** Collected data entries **
══════════════════════════════

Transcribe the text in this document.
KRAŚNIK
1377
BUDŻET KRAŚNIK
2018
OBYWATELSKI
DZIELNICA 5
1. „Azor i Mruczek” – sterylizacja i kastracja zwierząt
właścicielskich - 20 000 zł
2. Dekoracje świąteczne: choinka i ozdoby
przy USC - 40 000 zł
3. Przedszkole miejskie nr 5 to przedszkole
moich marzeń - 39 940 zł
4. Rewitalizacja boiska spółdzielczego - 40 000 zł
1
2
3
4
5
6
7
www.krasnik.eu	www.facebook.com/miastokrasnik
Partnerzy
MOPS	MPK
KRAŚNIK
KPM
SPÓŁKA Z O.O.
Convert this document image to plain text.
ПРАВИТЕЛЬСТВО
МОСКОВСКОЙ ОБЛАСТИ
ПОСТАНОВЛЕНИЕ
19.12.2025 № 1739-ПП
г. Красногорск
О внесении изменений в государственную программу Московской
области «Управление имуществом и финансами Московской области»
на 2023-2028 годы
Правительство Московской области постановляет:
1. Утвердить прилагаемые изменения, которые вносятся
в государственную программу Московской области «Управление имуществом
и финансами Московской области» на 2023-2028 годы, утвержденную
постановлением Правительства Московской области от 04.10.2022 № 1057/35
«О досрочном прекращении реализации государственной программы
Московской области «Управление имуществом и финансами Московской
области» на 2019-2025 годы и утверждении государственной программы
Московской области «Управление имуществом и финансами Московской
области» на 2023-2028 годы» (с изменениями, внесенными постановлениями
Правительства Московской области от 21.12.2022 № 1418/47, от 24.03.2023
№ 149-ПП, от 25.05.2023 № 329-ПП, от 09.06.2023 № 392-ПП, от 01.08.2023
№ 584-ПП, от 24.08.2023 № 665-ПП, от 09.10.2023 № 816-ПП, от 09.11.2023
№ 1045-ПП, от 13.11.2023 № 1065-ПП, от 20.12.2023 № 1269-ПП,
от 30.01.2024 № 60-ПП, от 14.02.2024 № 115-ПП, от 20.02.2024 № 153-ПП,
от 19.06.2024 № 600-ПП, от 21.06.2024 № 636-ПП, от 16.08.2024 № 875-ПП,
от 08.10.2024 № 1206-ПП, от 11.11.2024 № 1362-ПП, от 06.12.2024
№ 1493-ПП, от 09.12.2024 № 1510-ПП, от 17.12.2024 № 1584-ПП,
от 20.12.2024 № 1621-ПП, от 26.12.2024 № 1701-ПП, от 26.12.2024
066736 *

══════════════════════════════

** Task objective **
Give the data again, exactly as it stands.

** Response **
Transcribe the text in this document.
KRAŚNIK
1377
BUDŻET KRAŚNIK
2018
OBYWATELSKI
DZIELNICA 5
1. „Azor i Mruczek” – sterylizacja i kastracja zwierząt
właścicielskich - 20 000 zł
2. Dekoracje świąteczne: choinka i ozdoby
przy USC - 40 000 zł
3. Przedszkole miejskie nr 5 to przedszkole
moich marzeń - 39 940 zł
4. Rewitalizacja boiska spółdzielczego - 40 000 zł
1
2
3
4
5
6
7
www.krasnik.eu	www.facebook.com/miastokrasnik
Partnerzy
MOPS	MPK
KRAŚNIK
KPM
SPÓŁKA Z O.O.
Convert this document image to plain text.
ПРАВИТЕЛЬСТВО
МОСКОВСКОЙ ОБЛАСТИ
ПОСТАНОВЛЕНИЕ
19.12.2025 № 1739-ПП
г. Красногорск
О внесении изменений в государственную программу Московской
области «Управление имуществом и финансами Московской области»
на 2023-2028 годы
Правительство Московской области постановляет:
1. Утвердить прилагаемые изменения, которые вносятся
в государственную программу Московской области «Управление имуществом
и финансами Московской области» на 2023-2028 годы, утвержденную
постановлением Правительства Московской области от 04.10.2022 № 1057/35
«О досрочном прекращении реализации государственной программы
Московской области «Управление имуществом и финансами Московской
области» на 2019-2025 годы и утверждении государственной программы
Московской области «Управление имуществом и финансами Московской
области» на 2023-2028 годы» (с изменениями, внесенными постановлениями
Правительства Московской области от 21.12.2022 № 1418/47, от 24.03.2023
№ 149-ПП, от 25.05.2023 № 329-ПП, от 09.06.2023 № 392-ПП, от 01.08.2023
№ 584-ПП, от 24.08.2023 № 665-ПП, от 09.10.2023 № 816-ПП, от 09.11.2023
№ 1045-ПП, от 13.11.2023 № 1065-ПП, от 20.12.2023 № 1269-ПП,
от 30.01.2024 № 60-ПП, от 14.02.2024 № 115-ПП, от 20.02.2024 № 153-ПП,
от 19.06.2024 № 600-ПП, от 21.06.2024 № 636-ПП, от 16.08.2024 № 875-ПП,
от 08.10.2024 № 1206-ПП, от 11.11.2024 № 1362-ПП, от 06.12.2024
№ 1493-ПП, от 09.12.2024 № 1510-ПП, от 17.12.2024 № 1584-ПП,
от 20.12.2024 № 1621-ПП, от 26.12.2024 № 1701-ПП, от 26.12.2024
066736 *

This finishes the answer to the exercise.